WORK TO DO
Below are some records; give them all again exactly, but not the pictures.

::::::

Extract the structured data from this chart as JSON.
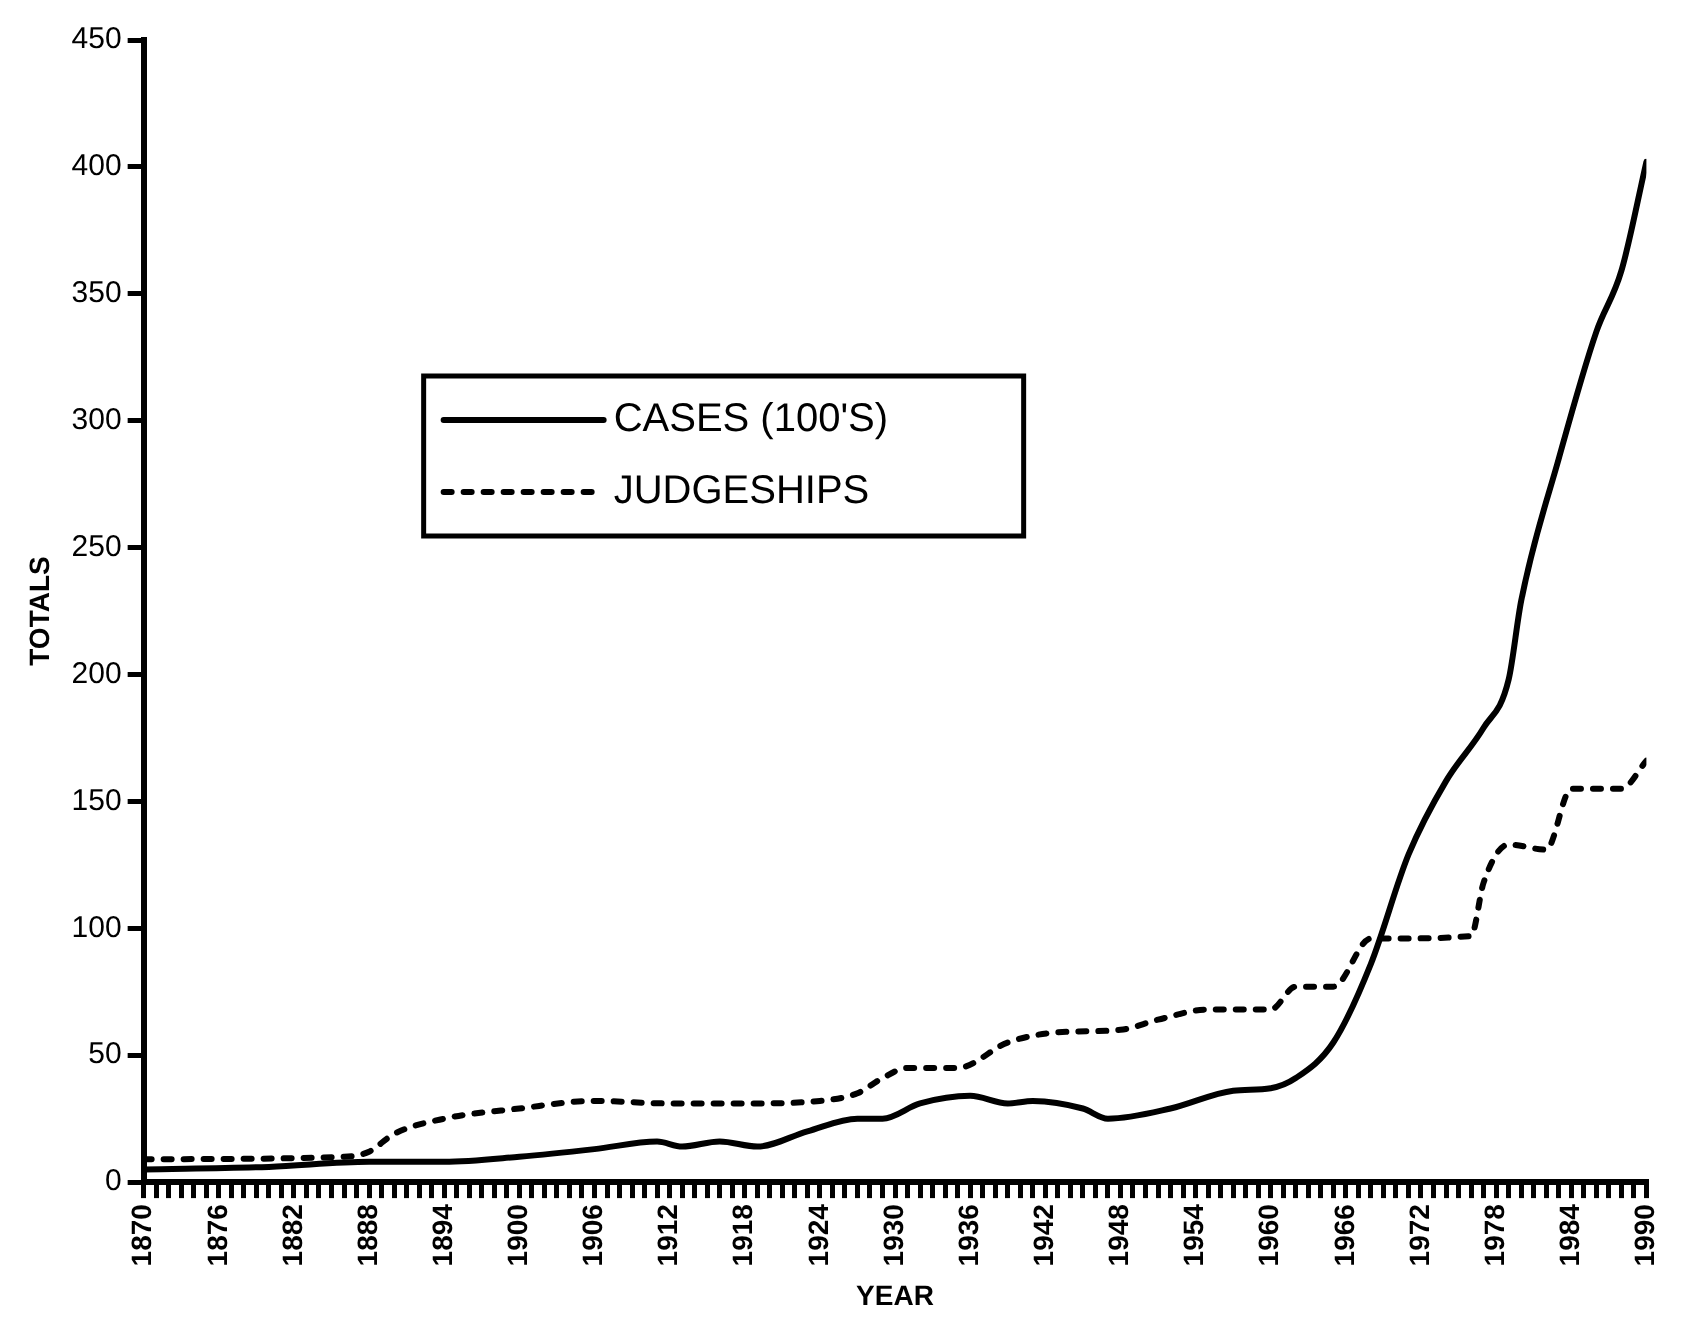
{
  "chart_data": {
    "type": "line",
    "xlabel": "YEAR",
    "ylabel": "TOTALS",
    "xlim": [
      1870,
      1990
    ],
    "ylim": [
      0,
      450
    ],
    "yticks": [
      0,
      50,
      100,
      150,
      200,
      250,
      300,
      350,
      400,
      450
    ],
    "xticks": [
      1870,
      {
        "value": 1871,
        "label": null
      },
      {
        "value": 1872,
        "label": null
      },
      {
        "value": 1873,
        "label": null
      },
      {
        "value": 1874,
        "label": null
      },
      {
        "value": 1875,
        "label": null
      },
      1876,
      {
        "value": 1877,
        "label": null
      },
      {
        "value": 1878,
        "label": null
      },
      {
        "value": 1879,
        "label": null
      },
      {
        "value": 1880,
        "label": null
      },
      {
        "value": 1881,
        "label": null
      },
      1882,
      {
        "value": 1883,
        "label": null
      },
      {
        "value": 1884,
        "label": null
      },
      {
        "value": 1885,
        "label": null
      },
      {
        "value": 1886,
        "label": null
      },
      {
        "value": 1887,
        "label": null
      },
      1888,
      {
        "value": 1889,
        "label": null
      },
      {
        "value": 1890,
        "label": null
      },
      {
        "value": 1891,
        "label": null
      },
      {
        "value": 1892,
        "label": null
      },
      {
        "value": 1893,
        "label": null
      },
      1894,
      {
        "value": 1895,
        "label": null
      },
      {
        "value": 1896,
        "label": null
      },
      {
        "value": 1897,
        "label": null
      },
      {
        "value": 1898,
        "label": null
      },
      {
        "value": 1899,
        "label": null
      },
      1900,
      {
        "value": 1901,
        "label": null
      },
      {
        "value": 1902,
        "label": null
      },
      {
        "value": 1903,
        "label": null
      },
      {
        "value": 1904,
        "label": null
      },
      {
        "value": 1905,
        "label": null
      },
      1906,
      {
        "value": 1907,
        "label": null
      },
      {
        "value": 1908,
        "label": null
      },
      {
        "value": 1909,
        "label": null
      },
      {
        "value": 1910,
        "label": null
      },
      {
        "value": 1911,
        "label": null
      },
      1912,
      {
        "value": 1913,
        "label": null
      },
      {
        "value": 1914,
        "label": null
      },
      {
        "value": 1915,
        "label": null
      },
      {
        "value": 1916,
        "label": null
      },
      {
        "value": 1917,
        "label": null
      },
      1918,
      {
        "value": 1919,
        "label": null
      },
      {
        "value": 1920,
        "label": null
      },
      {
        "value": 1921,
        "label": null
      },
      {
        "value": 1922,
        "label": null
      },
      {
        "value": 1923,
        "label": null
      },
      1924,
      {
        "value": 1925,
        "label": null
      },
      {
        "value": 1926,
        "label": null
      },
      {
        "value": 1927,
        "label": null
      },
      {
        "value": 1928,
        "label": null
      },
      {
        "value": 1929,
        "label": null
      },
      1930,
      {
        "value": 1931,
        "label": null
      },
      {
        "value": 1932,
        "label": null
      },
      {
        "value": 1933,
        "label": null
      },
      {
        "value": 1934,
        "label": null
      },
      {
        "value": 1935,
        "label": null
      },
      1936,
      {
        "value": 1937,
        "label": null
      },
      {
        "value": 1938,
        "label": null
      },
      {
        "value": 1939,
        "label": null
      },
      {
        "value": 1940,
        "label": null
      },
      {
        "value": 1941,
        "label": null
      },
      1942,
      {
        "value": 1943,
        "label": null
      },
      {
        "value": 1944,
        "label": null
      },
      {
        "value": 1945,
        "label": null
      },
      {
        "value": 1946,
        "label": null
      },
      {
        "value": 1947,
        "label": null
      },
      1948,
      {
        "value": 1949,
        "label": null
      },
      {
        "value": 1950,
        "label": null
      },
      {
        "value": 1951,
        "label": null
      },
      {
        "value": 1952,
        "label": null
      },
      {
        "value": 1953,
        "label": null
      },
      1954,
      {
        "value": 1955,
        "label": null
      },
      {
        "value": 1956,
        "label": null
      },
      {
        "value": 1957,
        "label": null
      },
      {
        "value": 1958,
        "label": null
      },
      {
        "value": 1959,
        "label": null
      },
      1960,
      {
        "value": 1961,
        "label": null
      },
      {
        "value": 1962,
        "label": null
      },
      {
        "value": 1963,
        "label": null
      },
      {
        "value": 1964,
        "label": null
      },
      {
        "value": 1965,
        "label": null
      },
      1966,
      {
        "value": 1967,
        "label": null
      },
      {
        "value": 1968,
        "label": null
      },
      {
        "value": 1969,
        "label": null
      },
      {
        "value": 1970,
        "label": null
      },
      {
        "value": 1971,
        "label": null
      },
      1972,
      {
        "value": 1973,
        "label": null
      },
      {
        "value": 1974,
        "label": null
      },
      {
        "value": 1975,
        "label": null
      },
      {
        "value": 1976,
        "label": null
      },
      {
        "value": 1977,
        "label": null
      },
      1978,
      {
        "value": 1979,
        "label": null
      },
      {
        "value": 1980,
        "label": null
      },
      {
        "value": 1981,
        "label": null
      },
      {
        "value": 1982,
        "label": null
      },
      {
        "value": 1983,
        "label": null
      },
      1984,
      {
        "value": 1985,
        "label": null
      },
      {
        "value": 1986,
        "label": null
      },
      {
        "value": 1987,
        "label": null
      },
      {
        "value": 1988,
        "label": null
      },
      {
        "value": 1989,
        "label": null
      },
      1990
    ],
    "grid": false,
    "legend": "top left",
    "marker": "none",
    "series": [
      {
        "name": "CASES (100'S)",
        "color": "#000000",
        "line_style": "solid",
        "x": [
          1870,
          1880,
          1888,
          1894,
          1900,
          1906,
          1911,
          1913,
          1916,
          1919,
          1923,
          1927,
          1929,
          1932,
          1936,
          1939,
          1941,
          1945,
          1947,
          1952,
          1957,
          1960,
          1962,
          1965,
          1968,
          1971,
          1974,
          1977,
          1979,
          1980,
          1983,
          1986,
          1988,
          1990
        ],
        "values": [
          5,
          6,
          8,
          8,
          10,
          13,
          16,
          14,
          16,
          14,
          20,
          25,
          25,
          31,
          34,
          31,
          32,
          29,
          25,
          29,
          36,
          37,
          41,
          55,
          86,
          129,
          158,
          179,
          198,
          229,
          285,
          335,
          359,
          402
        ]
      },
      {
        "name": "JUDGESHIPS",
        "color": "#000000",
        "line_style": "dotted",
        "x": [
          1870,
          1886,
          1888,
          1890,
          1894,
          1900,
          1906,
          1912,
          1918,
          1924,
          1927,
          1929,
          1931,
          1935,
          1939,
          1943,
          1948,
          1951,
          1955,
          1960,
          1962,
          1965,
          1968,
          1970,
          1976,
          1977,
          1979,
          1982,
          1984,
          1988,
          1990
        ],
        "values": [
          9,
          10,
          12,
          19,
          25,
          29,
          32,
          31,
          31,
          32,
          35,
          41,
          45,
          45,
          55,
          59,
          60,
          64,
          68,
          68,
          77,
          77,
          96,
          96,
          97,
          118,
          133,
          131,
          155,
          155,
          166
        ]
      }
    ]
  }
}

::::::

ANSWER TO THE TASK
Extract the structured data from this chart as JSON.
{
  "chart_data": {
    "type": "line",
    "xlabel": "YEAR",
    "ylabel": "TOTALS",
    "xlim": [
      1870,
      1990
    ],
    "ylim": [
      0,
      450
    ],
    "yticks": [
      0,
      50,
      100,
      150,
      200,
      250,
      300,
      350,
      400,
      450
    ],
    "xticks": [
      1870,
      {
        "value": 1871,
        "label": null
      },
      {
        "value": 1872,
        "label": null
      },
      {
        "value": 1873,
        "label": null
      },
      {
        "value": 1874,
        "label": null
      },
      {
        "value": 1875,
        "label": null
      },
      1876,
      {
        "value": 1877,
        "label": null
      },
      {
        "value": 1878,
        "label": null
      },
      {
        "value": 1879,
        "label": null
      },
      {
        "value": 1880,
        "label": null
      },
      {
        "value": 1881,
        "label": null
      },
      1882,
      {
        "value": 1883,
        "label": null
      },
      {
        "value": 1884,
        "label": null
      },
      {
        "value": 1885,
        "label": null
      },
      {
        "value": 1886,
        "label": null
      },
      {
        "value": 1887,
        "label": null
      },
      1888,
      {
        "value": 1889,
        "label": null
      },
      {
        "value": 1890,
        "label": null
      },
      {
        "value": 1891,
        "label": null
      },
      {
        "value": 1892,
        "label": null
      },
      {
        "value": 1893,
        "label": null
      },
      1894,
      {
        "value": 1895,
        "label": null
      },
      {
        "value": 1896,
        "label": null
      },
      {
        "value": 1897,
        "label": null
      },
      {
        "value": 1898,
        "label": null
      },
      {
        "value": 1899,
        "label": null
      },
      1900,
      {
        "value": 1901,
        "label": null
      },
      {
        "value": 1902,
        "label": null
      },
      {
        "value": 1903,
        "label": null
      },
      {
        "value": 1904,
        "label": null
      },
      {
        "value": 1905,
        "label": null
      },
      1906,
      {
        "value": 1907,
        "label": null
      },
      {
        "value": 1908,
        "label": null
      },
      {
        "value": 1909,
        "label": null
      },
      {
        "value": 1910,
        "label": null
      },
      {
        "value": 1911,
        "label": null
      },
      1912,
      {
        "value": 1913,
        "label": null
      },
      {
        "value": 1914,
        "label": null
      },
      {
        "value": 1915,
        "label": null
      },
      {
        "value": 1916,
        "label": null
      },
      {
        "value": 1917,
        "label": null
      },
      1918,
      {
        "value": 1919,
        "label": null
      },
      {
        "value": 1920,
        "label": null
      },
      {
        "value": 1921,
        "label": null
      },
      {
        "value": 1922,
        "label": null
      },
      {
        "value": 1923,
        "label": null
      },
      1924,
      {
        "value": 1925,
        "label": null
      },
      {
        "value": 1926,
        "label": null
      },
      {
        "value": 1927,
        "label": null
      },
      {
        "value": 1928,
        "label": null
      },
      {
        "value": 1929,
        "label": null
      },
      1930,
      {
        "value": 1931,
        "label": null
      },
      {
        "value": 1932,
        "label": null
      },
      {
        "value": 1933,
        "label": null
      },
      {
        "value": 1934,
        "label": null
      },
      {
        "value": 1935,
        "label": null
      },
      1936,
      {
        "value": 1937,
        "label": null
      },
      {
        "value": 1938,
        "label": null
      },
      {
        "value": 1939,
        "label": null
      },
      {
        "value": 1940,
        "label": null
      },
      {
        "value": 1941,
        "label": null
      },
      1942,
      {
        "value": 1943,
        "label": null
      },
      {
        "value": 1944,
        "label": null
      },
      {
        "value": 1945,
        "label": null
      },
      {
        "value": 1946,
        "label": null
      },
      {
        "value": 1947,
        "label": null
      },
      1948,
      {
        "value": 1949,
        "label": null
      },
      {
        "value": 1950,
        "label": null
      },
      {
        "value": 1951,
        "label": null
      },
      {
        "value": 1952,
        "label": null
      },
      {
        "value": 1953,
        "label": null
      },
      1954,
      {
        "value": 1955,
        "label": null
      },
      {
        "value": 1956,
        "label": null
      },
      {
        "value": 1957,
        "label": null
      },
      {
        "value": 1958,
        "label": null
      },
      {
        "value": 1959,
        "label": null
      },
      1960,
      {
        "value": 1961,
        "label": null
      },
      {
        "value": 1962,
        "label": null
      },
      {
        "value": 1963,
        "label": null
      },
      {
        "value": 1964,
        "label": null
      },
      {
        "value": 1965,
        "label": null
      },
      1966,
      {
        "value": 1967,
        "label": null
      },
      {
        "value": 1968,
        "label": null
      },
      {
        "value": 1969,
        "label": null
      },
      {
        "value": 1970,
        "label": null
      },
      {
        "value": 1971,
        "label": null
      },
      1972,
      {
        "value": 1973,
        "label": null
      },
      {
        "value": 1974,
        "label": null
      },
      {
        "value": 1975,
        "label": null
      },
      {
        "value": 1976,
        "label": null
      },
      {
        "value": 1977,
        "label": null
      },
      1978,
      {
        "value": 1979,
        "label": null
      },
      {
        "value": 1980,
        "label": null
      },
      {
        "value": 1981,
        "label": null
      },
      {
        "value": 1982,
        "label": null
      },
      {
        "value": 1983,
        "label": null
      },
      1984,
      {
        "value": 1985,
        "label": null
      },
      {
        "value": 1986,
        "label": null
      },
      {
        "value": 1987,
        "label": null
      },
      {
        "value": 1988,
        "label": null
      },
      {
        "value": 1989,
        "label": null
      },
      1990
    ],
    "grid": false,
    "legend": "top left",
    "marker": "none",
    "series": [
      {
        "name": "CASES (100'S)",
        "color": "#000000",
        "line_style": "solid",
        "x": [
          1870,
          1880,
          1888,
          1894,
          1900,
          1906,
          1911,
          1913,
          1916,
          1919,
          1923,
          1927,
          1929,
          1932,
          1936,
          1939,
          1941,
          1945,
          1947,
          1952,
          1957,
          1960,
          1962,
          1965,
          1968,
          1971,
          1974,
          1977,
          1979,
          1980,
          1983,
          1986,
          1988,
          1990
        ],
        "values": [
          5,
          6,
          8,
          8,
          10,
          13,
          16,
          14,
          16,
          14,
          20,
          25,
          25,
          31,
          34,
          31,
          32,
          29,
          25,
          29,
          36,
          37,
          41,
          55,
          86,
          129,
          158,
          179,
          198,
          229,
          285,
          335,
          359,
          402
        ]
      },
      {
        "name": "JUDGESHIPS",
        "color": "#000000",
        "line_style": "dotted",
        "x": [
          1870,
          1886,
          1888,
          1890,
          1894,
          1900,
          1906,
          1912,
          1918,
          1924,
          1927,
          1929,
          1931,
          1935,
          1939,
          1943,
          1948,
          1951,
          1955,
          1960,
          1962,
          1965,
          1968,
          1970,
          1976,
          1977,
          1979,
          1982,
          1984,
          1988,
          1990
        ],
        "values": [
          9,
          10,
          12,
          19,
          25,
          29,
          32,
          31,
          31,
          32,
          35,
          41,
          45,
          45,
          55,
          59,
          60,
          64,
          68,
          68,
          77,
          77,
          96,
          96,
          97,
          118,
          133,
          131,
          155,
          155,
          166
        ]
      }
    ]
  }
}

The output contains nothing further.